begin DATASET ENTRIES

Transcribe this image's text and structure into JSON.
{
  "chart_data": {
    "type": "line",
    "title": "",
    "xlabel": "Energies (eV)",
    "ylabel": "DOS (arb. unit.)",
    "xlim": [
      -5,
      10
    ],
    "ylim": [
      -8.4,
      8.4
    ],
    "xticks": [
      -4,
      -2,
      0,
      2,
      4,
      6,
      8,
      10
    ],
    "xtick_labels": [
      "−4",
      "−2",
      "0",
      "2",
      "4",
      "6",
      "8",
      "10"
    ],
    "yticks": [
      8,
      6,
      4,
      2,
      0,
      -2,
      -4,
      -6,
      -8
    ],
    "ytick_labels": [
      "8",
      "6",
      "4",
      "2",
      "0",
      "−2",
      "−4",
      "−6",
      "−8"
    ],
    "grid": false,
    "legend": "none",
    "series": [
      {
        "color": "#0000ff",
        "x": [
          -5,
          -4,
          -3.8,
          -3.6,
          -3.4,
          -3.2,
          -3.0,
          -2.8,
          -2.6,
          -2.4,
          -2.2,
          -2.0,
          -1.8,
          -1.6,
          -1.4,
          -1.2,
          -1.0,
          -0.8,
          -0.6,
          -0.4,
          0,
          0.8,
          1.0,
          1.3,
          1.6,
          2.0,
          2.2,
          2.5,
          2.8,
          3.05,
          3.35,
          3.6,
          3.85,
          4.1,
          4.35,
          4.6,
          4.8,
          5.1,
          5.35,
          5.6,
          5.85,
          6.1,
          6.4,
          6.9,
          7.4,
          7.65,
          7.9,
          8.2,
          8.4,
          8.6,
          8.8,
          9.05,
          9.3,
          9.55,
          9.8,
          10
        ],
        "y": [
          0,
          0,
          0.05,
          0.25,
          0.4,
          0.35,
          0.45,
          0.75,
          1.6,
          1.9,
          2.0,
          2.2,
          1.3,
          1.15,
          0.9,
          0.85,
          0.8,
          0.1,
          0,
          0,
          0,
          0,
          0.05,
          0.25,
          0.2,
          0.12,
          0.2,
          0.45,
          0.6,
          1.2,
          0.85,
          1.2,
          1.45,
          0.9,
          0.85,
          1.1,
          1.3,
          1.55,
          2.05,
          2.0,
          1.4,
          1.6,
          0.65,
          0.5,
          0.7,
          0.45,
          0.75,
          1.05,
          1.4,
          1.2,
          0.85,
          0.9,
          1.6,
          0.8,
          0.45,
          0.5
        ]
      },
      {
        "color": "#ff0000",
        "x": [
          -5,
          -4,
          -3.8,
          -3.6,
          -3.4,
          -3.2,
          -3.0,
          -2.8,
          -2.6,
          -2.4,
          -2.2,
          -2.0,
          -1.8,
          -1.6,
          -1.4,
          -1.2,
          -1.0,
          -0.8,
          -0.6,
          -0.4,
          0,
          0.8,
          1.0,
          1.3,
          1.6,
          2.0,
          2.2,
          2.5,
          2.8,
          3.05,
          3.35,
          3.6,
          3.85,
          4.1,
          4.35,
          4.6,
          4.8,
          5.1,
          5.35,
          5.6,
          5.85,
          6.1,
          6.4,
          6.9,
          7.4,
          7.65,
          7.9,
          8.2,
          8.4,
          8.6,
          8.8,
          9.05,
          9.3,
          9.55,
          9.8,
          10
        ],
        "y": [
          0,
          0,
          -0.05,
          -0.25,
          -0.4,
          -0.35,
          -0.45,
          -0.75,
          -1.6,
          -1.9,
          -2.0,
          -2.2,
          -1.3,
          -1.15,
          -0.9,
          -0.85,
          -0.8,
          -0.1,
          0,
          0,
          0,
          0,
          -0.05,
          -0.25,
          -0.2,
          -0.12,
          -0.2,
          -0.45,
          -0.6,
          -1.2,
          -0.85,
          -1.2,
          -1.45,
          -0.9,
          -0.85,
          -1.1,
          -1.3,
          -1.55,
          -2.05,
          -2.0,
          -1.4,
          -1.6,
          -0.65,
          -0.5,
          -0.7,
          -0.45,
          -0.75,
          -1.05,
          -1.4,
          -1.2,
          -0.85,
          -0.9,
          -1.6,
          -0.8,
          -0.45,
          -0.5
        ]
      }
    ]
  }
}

end DATASET ENTRIES

_EXERCISE REQUIREMENTS_: Each entry above is to be set down again in exactly the same words.

_FINAL RESULT_:
Transcribe this image's text and structure into JSON.
{
  "chart_data": {
    "type": "line",
    "title": "",
    "xlabel": "Energies (eV)",
    "ylabel": "DOS (arb. unit.)",
    "xlim": [
      -5,
      10
    ],
    "ylim": [
      -8.4,
      8.4
    ],
    "xticks": [
      -4,
      -2,
      0,
      2,
      4,
      6,
      8,
      10
    ],
    "xtick_labels": [
      "−4",
      "−2",
      "0",
      "2",
      "4",
      "6",
      "8",
      "10"
    ],
    "yticks": [
      8,
      6,
      4,
      2,
      0,
      -2,
      -4,
      -6,
      -8
    ],
    "ytick_labels": [
      "8",
      "6",
      "4",
      "2",
      "0",
      "−2",
      "−4",
      "−6",
      "−8"
    ],
    "grid": false,
    "legend": "none",
    "series": [
      {
        "color": "#0000ff",
        "x": [
          -5,
          -4,
          -3.8,
          -3.6,
          -3.4,
          -3.2,
          -3.0,
          -2.8,
          -2.6,
          -2.4,
          -2.2,
          -2.0,
          -1.8,
          -1.6,
          -1.4,
          -1.2,
          -1.0,
          -0.8,
          -0.6,
          -0.4,
          0,
          0.8,
          1.0,
          1.3,
          1.6,
          2.0,
          2.2,
          2.5,
          2.8,
          3.05,
          3.35,
          3.6,
          3.85,
          4.1,
          4.35,
          4.6,
          4.8,
          5.1,
          5.35,
          5.6,
          5.85,
          6.1,
          6.4,
          6.9,
          7.4,
          7.65,
          7.9,
          8.2,
          8.4,
          8.6,
          8.8,
          9.05,
          9.3,
          9.55,
          9.8,
          10
        ],
        "y": [
          0,
          0,
          0.05,
          0.25,
          0.4,
          0.35,
          0.45,
          0.75,
          1.6,
          1.9,
          2.0,
          2.2,
          1.3,
          1.15,
          0.9,
          0.85,
          0.8,
          0.1,
          0,
          0,
          0,
          0,
          0.05,
          0.25,
          0.2,
          0.12,
          0.2,
          0.45,
          0.6,
          1.2,
          0.85,
          1.2,
          1.45,
          0.9,
          0.85,
          1.1,
          1.3,
          1.55,
          2.05,
          2.0,
          1.4,
          1.6,
          0.65,
          0.5,
          0.7,
          0.45,
          0.75,
          1.05,
          1.4,
          1.2,
          0.85,
          0.9,
          1.6,
          0.8,
          0.45,
          0.5
        ]
      },
      {
        "color": "#ff0000",
        "x": [
          -5,
          -4,
          -3.8,
          -3.6,
          -3.4,
          -3.2,
          -3.0,
          -2.8,
          -2.6,
          -2.4,
          -2.2,
          -2.0,
          -1.8,
          -1.6,
          -1.4,
          -1.2,
          -1.0,
          -0.8,
          -0.6,
          -0.4,
          0,
          0.8,
          1.0,
          1.3,
          1.6,
          2.0,
          2.2,
          2.5,
          2.8,
          3.05,
          3.35,
          3.6,
          3.85,
          4.1,
          4.35,
          4.6,
          4.8,
          5.1,
          5.35,
          5.6,
          5.85,
          6.1,
          6.4,
          6.9,
          7.4,
          7.65,
          7.9,
          8.2,
          8.4,
          8.6,
          8.8,
          9.05,
          9.3,
          9.55,
          9.8,
          10
        ],
        "y": [
          0,
          0,
          -0.05,
          -0.25,
          -0.4,
          -0.35,
          -0.45,
          -0.75,
          -1.6,
          -1.9,
          -2.0,
          -2.2,
          -1.3,
          -1.15,
          -0.9,
          -0.85,
          -0.8,
          -0.1,
          0,
          0,
          0,
          0,
          -0.05,
          -0.25,
          -0.2,
          -0.12,
          -0.2,
          -0.45,
          -0.6,
          -1.2,
          -0.85,
          -1.2,
          -1.45,
          -0.9,
          -0.85,
          -1.1,
          -1.3,
          -1.55,
          -2.05,
          -2.0,
          -1.4,
          -1.6,
          -0.65,
          -0.5,
          -0.7,
          -0.45,
          -0.75,
          -1.05,
          -1.4,
          -1.2,
          -0.85,
          -0.9,
          -1.6,
          -0.8,
          -0.45,
          -0.5
        ]
      }
    ]
  }
}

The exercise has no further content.